**WORK TO COMPLETE:** Exactly as written, retype the listing below, omitting the pictures.

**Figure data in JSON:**
──────────────────────────────

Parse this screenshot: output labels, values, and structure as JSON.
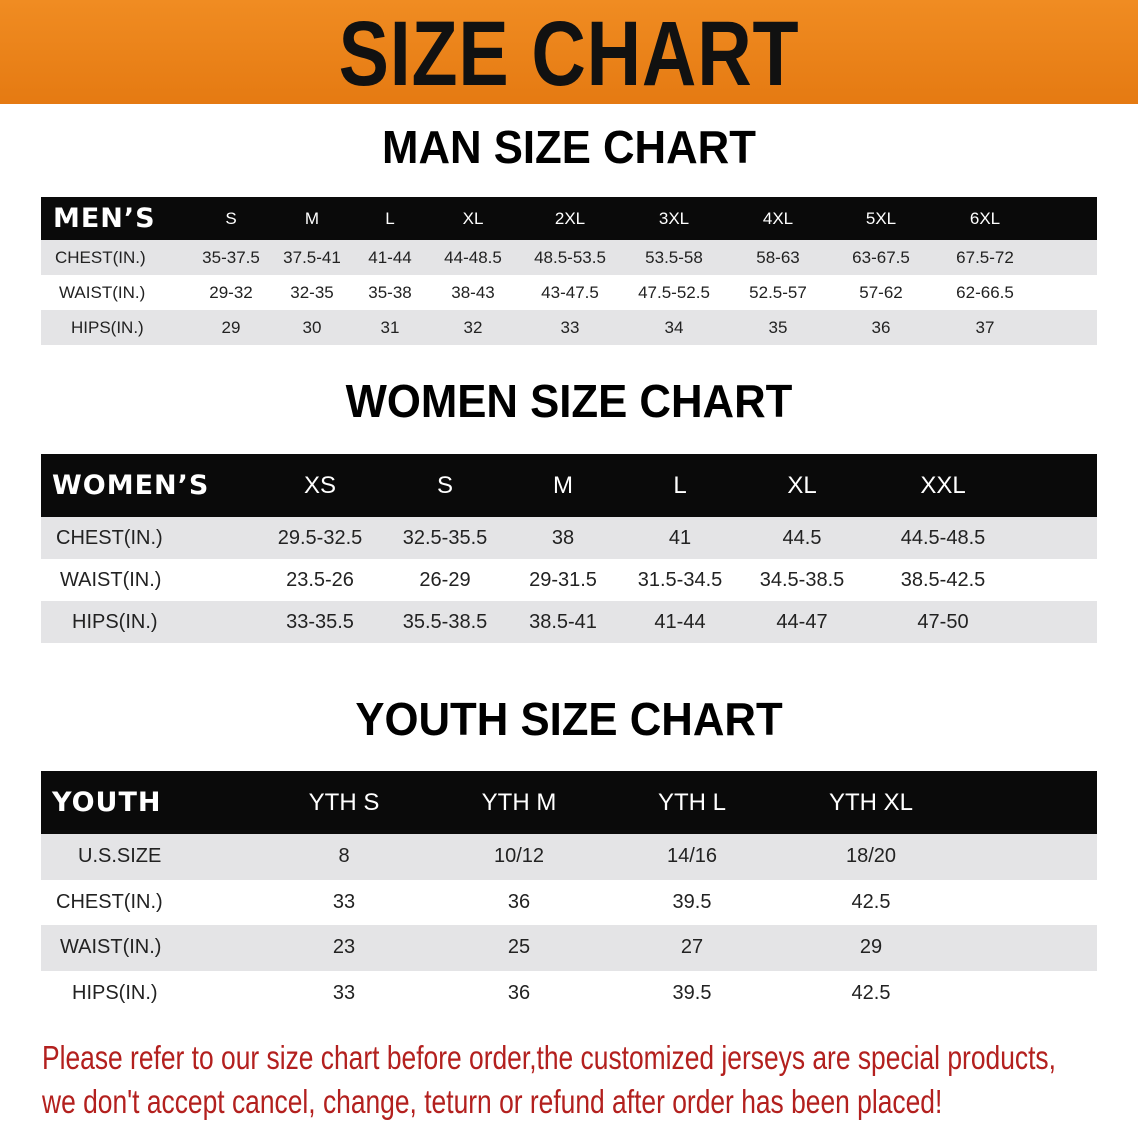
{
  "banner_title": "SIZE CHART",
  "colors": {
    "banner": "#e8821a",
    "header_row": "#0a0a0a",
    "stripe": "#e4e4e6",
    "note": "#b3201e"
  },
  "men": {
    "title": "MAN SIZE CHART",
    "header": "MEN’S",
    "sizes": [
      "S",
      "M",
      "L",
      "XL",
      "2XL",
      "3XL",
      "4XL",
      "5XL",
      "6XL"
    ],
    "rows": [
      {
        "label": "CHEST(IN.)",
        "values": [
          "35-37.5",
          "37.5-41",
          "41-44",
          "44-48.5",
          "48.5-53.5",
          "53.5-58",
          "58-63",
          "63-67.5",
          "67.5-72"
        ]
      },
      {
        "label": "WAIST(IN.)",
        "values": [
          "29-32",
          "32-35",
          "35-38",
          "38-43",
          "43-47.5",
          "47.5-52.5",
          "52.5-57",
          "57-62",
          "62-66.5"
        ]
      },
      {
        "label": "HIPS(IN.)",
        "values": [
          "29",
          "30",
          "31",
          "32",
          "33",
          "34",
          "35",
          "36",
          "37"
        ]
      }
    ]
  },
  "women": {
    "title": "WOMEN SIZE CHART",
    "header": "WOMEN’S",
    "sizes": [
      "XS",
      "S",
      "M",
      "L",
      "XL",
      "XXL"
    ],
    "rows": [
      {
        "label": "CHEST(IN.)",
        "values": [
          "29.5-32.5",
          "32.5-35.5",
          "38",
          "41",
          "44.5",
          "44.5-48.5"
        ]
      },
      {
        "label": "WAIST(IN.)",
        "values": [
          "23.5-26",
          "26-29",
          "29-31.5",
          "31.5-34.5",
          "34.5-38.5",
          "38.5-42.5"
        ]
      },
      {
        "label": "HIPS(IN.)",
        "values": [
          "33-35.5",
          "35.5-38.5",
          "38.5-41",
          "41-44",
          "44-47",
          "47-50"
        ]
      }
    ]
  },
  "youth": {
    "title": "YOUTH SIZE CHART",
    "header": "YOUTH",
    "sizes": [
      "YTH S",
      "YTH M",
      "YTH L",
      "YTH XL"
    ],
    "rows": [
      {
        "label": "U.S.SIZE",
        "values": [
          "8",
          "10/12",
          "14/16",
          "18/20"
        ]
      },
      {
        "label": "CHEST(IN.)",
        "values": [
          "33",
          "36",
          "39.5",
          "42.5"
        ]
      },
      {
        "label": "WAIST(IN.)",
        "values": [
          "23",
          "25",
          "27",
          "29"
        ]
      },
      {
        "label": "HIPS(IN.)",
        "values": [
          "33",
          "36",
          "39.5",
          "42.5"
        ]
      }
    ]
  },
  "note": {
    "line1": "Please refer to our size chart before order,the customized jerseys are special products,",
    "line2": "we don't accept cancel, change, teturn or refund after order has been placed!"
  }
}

──────────────────────────────

**RESULT FOR THIS TASK:**
Parse this screenshot: output labels, values, and structure as JSON.
{
  "banner_title": "SIZE CHART",
  "colors": {
    "banner": "#e8821a",
    "header_row": "#0a0a0a",
    "stripe": "#e4e4e6",
    "note": "#b3201e"
  },
  "men": {
    "title": "MAN SIZE CHART",
    "header": "MEN’S",
    "sizes": [
      "S",
      "M",
      "L",
      "XL",
      "2XL",
      "3XL",
      "4XL",
      "5XL",
      "6XL"
    ],
    "rows": [
      {
        "label": "CHEST(IN.)",
        "values": [
          "35-37.5",
          "37.5-41",
          "41-44",
          "44-48.5",
          "48.5-53.5",
          "53.5-58",
          "58-63",
          "63-67.5",
          "67.5-72"
        ]
      },
      {
        "label": "WAIST(IN.)",
        "values": [
          "29-32",
          "32-35",
          "35-38",
          "38-43",
          "43-47.5",
          "47.5-52.5",
          "52.5-57",
          "57-62",
          "62-66.5"
        ]
      },
      {
        "label": "HIPS(IN.)",
        "values": [
          "29",
          "30",
          "31",
          "32",
          "33",
          "34",
          "35",
          "36",
          "37"
        ]
      }
    ]
  },
  "women": {
    "title": "WOMEN SIZE CHART",
    "header": "WOMEN’S",
    "sizes": [
      "XS",
      "S",
      "M",
      "L",
      "XL",
      "XXL"
    ],
    "rows": [
      {
        "label": "CHEST(IN.)",
        "values": [
          "29.5-32.5",
          "32.5-35.5",
          "38",
          "41",
          "44.5",
          "44.5-48.5"
        ]
      },
      {
        "label": "WAIST(IN.)",
        "values": [
          "23.5-26",
          "26-29",
          "29-31.5",
          "31.5-34.5",
          "34.5-38.5",
          "38.5-42.5"
        ]
      },
      {
        "label": "HIPS(IN.)",
        "values": [
          "33-35.5",
          "35.5-38.5",
          "38.5-41",
          "41-44",
          "44-47",
          "47-50"
        ]
      }
    ]
  },
  "youth": {
    "title": "YOUTH SIZE CHART",
    "header": "YOUTH",
    "sizes": [
      "YTH S",
      "YTH M",
      "YTH L",
      "YTH XL"
    ],
    "rows": [
      {
        "label": "U.S.SIZE",
        "values": [
          "8",
          "10/12",
          "14/16",
          "18/20"
        ]
      },
      {
        "label": "CHEST(IN.)",
        "values": [
          "33",
          "36",
          "39.5",
          "42.5"
        ]
      },
      {
        "label": "WAIST(IN.)",
        "values": [
          "23",
          "25",
          "27",
          "29"
        ]
      },
      {
        "label": "HIPS(IN.)",
        "values": [
          "33",
          "36",
          "39.5",
          "42.5"
        ]
      }
    ]
  },
  "note": {
    "line1": "Please refer to our size chart before order,the customized jerseys are special products,",
    "line2": "we don't accept cancel, change, teturn or refund after order has been placed!"
  }
}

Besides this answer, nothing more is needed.